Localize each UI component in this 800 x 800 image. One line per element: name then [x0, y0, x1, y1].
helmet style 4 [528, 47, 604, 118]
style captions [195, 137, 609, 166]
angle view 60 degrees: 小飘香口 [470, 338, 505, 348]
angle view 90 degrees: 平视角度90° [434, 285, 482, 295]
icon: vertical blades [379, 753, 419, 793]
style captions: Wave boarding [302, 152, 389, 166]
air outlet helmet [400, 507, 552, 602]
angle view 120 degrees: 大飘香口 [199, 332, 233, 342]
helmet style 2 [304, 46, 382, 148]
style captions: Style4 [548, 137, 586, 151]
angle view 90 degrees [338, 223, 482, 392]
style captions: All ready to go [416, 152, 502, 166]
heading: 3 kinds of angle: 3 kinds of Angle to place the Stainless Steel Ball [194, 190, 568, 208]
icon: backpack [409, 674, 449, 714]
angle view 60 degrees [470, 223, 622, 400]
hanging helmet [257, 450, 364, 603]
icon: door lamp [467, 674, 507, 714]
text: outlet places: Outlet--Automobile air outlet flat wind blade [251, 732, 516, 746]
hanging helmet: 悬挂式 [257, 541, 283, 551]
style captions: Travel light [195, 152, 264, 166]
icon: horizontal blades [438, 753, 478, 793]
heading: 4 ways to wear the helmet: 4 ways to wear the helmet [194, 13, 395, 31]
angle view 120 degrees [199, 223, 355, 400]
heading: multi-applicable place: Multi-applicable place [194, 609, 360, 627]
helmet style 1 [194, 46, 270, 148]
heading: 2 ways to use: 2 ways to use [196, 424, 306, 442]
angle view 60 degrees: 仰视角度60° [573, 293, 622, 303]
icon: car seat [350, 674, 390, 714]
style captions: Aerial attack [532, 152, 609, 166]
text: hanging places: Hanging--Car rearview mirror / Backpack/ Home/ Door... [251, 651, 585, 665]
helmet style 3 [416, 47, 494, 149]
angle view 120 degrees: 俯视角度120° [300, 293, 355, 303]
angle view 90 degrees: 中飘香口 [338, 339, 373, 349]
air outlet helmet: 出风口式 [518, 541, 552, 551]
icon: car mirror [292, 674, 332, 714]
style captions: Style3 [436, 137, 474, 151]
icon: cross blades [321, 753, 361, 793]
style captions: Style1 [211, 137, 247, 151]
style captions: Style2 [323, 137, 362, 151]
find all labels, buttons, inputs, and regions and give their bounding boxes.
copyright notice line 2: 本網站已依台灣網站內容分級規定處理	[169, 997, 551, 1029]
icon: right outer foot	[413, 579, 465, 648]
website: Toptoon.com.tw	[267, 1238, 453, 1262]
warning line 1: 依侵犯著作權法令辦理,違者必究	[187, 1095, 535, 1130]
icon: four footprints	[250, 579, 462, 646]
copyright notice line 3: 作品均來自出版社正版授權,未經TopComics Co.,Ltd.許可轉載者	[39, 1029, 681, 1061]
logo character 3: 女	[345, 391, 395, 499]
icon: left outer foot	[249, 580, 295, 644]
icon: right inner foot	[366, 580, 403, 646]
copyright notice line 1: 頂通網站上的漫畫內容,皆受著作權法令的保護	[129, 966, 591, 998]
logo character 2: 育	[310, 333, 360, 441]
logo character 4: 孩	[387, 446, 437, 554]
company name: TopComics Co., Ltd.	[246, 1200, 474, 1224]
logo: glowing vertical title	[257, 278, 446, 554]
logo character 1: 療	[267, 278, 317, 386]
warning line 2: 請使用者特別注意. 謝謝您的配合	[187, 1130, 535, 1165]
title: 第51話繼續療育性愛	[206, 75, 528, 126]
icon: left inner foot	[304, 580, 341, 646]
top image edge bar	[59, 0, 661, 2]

━━━━━━━━━━━━━━━━━━━━━━━━━━━━━━

### YOUR GOAL
Transcribe every line of the records above precisely, keeping each name, character and bracketed coordinate unchanged.

### CORRECT ANSWER
Localize each UI component in this 800 x 800 image. One line per element: name then [x0, y0, x1, y1].
helmet style 4 [528, 47, 604, 118]
style captions [195, 137, 609, 166]
angle view 60 degrees: 小飘香口 [470, 338, 505, 348]
angle view 90 degrees: 平视角度90° [434, 285, 482, 295]
icon: vertical blades [379, 753, 419, 793]
style captions: Wave boarding [302, 152, 389, 166]
air outlet helmet [400, 507, 552, 602]
angle view 120 degrees: 大飘香口 [199, 332, 233, 342]
helmet style 2 [304, 46, 382, 148]
style captions: Style4 [548, 137, 586, 151]
angle view 90 degrees [338, 223, 482, 392]
style captions: All ready to go [416, 152, 502, 166]
heading: 3 kinds of angle: 3 kinds of Angle to place the Stainless Steel Ball [194, 190, 568, 208]
icon: backpack [409, 674, 449, 714]
angle view 60 degrees [470, 223, 622, 400]
hanging helmet [257, 450, 364, 603]
icon: door lamp [467, 674, 507, 714]
text: outlet places: Outlet--Automobile air outlet flat wind blade [251, 732, 516, 746]
hanging helmet: 悬挂式 [257, 541, 283, 551]
style captions: Travel light [195, 152, 264, 166]
icon: horizontal blades [438, 753, 478, 793]
heading: 4 ways to wear the helmet: 4 ways to wear the helmet [194, 13, 395, 31]
angle view 120 degrees [199, 223, 355, 400]
heading: multi-applicable place: Multi-applicable place [194, 609, 360, 627]
helmet style 1 [194, 46, 270, 148]
heading: 2 ways to use: 2 ways to use [196, 424, 306, 442]
angle view 60 degrees: 仰视角度60° [573, 293, 622, 303]
icon: car seat [350, 674, 390, 714]
style captions: Aerial attack [532, 152, 609, 166]
text: hanging places: Hanging--Car rearview mirror / Backpack/ Home/ Door... [251, 651, 585, 665]
helmet style 3 [416, 47, 494, 149]
angle view 120 degrees: 俯视角度120° [300, 293, 355, 303]
angle view 90 degrees: 中飘香口 [338, 339, 373, 349]
air outlet helmet: 出风口式 [518, 541, 552, 551]
icon: car mirror [292, 674, 332, 714]
style captions: Style3 [436, 137, 474, 151]
icon: cross blades [321, 753, 361, 793]
style captions: Style1 [211, 137, 247, 151]
style captions: Style2 [323, 137, 362, 151]
find all labels, buttons, inputs, and regions and give their bounding boxes.
copyright notice line 2: 本網站已依台灣網站內容分級規定處理	[169, 997, 551, 1029]
icon: right outer foot	[413, 579, 465, 648]
website: Toptoon.com.tw	[267, 1238, 453, 1262]
warning line 1: 依侵犯著作權法令辦理,違者必究	[187, 1095, 535, 1130]
icon: four footprints	[250, 579, 462, 646]
copyright notice line 3: 作品均來自出版社正版授權,未經TopComics Co.,Ltd.許可轉載者	[39, 1029, 681, 1061]
logo character 3: 女	[345, 391, 395, 499]
icon: left outer foot	[249, 580, 295, 644]
icon: right inner foot	[366, 580, 403, 646]
copyright notice line 1: 頂通網站上的漫畫內容,皆受著作權法令的保護	[129, 966, 591, 998]
logo character 2: 育	[310, 333, 360, 441]
logo character 4: 孩	[387, 446, 437, 554]
company name: TopComics Co., Ltd.	[246, 1200, 474, 1224]
logo: glowing vertical title	[257, 278, 446, 554]
logo character 1: 療	[267, 278, 317, 386]
warning line 2: 請使用者特別注意. 謝謝您的配合	[187, 1130, 535, 1165]
title: 第51話繼續療育性愛	[206, 75, 528, 126]
icon: left inner foot	[304, 580, 341, 646]
top image edge bar	[59, 0, 661, 2]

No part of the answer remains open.